_SELECTED PASSAGE_
:::::

I was born on the 27th March, 1857, on the banks of the Red River in East Kildonan opposite the Kildonan Church on the old Pritchard homestead called the "Elms." My father, Archibald Pritchard, was a son of John Pritchard, Hudson Bay Company's officer, who retired and started a boarding school for Hudson Bay officers' children in his own house. This school, after Bishop Machray came, was removed to St. John's and was really the foundation of St. John's College and the University.
I went to the Kildonan School across the river, being rowed over in a boat or skiff in the summer and walked the ice in the winter. Our teacher was Mr. Alexander Ross. My parents were very poor and hard-working and I, the oldest, was expected to do and did work hard. I wore homespun worsted with moccasins and did all kinds of work, but was able to attend school fairly regularly. We moved down not long after that to Middle Church because my father was an English Churchman and we had three miles to go to attend worship. Therefore he sold his farm in Kildonan and we moved to St. Paul's Parish opposite the church, where we lived until the death of our parents.

:::::

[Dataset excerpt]
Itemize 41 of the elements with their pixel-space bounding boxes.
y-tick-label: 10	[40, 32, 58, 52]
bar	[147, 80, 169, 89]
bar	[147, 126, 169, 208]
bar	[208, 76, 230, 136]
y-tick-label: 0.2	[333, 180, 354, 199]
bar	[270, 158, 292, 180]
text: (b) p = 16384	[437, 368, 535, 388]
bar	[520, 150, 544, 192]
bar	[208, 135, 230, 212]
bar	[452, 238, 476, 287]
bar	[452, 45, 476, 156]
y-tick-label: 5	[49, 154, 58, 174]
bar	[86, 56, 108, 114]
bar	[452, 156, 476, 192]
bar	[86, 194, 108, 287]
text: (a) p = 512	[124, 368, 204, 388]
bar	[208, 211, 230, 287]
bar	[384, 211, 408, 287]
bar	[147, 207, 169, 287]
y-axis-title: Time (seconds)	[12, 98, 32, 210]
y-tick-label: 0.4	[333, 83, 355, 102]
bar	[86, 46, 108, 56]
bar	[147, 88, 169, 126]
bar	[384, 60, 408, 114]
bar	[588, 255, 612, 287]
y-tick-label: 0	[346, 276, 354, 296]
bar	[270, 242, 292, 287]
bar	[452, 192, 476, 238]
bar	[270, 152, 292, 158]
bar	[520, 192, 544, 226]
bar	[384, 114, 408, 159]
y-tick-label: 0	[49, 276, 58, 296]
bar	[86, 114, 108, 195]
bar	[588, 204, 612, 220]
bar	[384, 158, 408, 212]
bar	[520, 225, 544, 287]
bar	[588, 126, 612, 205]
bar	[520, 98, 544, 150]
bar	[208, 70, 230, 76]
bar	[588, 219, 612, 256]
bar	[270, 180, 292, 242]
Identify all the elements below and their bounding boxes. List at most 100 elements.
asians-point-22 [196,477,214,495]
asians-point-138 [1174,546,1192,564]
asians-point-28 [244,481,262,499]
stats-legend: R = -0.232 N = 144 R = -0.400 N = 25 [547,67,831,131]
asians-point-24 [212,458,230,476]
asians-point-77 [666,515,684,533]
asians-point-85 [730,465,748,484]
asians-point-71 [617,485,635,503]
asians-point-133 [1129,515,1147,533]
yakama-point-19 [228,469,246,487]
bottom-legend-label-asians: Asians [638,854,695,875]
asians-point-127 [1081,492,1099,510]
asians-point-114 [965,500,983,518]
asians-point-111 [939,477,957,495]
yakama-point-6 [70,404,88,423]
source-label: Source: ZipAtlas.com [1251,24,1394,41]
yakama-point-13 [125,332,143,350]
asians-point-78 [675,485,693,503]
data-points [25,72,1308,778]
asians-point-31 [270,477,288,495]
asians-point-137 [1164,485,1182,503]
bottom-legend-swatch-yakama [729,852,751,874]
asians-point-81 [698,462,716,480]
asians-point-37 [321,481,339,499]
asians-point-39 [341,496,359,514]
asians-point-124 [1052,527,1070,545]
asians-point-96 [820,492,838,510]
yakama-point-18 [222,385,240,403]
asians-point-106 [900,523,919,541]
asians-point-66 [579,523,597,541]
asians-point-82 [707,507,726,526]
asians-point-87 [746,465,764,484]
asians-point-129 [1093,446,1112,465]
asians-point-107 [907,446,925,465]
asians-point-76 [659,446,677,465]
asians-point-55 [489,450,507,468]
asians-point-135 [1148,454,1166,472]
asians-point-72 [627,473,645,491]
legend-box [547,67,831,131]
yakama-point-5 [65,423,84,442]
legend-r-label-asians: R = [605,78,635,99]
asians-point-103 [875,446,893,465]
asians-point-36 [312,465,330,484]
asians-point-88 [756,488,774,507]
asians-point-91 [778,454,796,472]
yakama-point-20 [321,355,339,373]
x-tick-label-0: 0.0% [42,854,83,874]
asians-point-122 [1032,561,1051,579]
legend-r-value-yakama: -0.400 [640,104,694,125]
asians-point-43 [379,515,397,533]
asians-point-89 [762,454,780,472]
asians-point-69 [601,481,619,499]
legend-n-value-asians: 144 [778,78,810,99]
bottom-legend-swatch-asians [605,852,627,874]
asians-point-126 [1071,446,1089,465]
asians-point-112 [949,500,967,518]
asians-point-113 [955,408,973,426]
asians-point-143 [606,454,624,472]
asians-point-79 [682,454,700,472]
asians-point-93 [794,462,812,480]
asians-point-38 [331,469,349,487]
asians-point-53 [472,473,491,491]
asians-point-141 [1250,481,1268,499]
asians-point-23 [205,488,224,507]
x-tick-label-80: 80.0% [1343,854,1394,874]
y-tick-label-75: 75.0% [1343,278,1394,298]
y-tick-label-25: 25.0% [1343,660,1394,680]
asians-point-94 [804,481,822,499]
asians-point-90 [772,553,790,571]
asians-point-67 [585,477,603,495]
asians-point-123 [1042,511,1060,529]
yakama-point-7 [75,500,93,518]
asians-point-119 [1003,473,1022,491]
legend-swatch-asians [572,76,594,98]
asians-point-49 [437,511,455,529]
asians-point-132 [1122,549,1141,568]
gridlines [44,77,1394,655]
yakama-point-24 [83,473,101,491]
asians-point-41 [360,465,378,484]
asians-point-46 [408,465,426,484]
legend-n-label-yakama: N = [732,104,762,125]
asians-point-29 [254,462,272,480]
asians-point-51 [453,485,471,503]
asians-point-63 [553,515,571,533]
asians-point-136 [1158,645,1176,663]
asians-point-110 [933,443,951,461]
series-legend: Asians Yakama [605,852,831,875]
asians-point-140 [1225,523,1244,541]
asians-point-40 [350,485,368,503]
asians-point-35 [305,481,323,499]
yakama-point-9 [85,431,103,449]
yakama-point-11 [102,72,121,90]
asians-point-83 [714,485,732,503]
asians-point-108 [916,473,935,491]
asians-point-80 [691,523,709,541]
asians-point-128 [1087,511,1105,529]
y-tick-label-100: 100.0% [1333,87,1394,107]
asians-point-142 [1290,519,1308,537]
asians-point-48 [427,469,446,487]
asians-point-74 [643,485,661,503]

:::::

_WORK TO DO_
Retype the Red River childhood passage word for word, starting at "I was born on" and ending at "and the University.".

_FULL SOLUTION_
I was born on the 27th March, 1857, on the banks of the Red River in East Kildonan opposite the Kildonan Church on the old Pritchard homestead called the "Elms." My father, Archibald Pritchard, was a son of John Pritchard, Hudson Bay Company's officer, who retired and started a boarding school for Hudson Bay officers' children in his own house. This school, after Bishop Machray came, was removed to St. John's and was really the foundation of St. John's College and the University.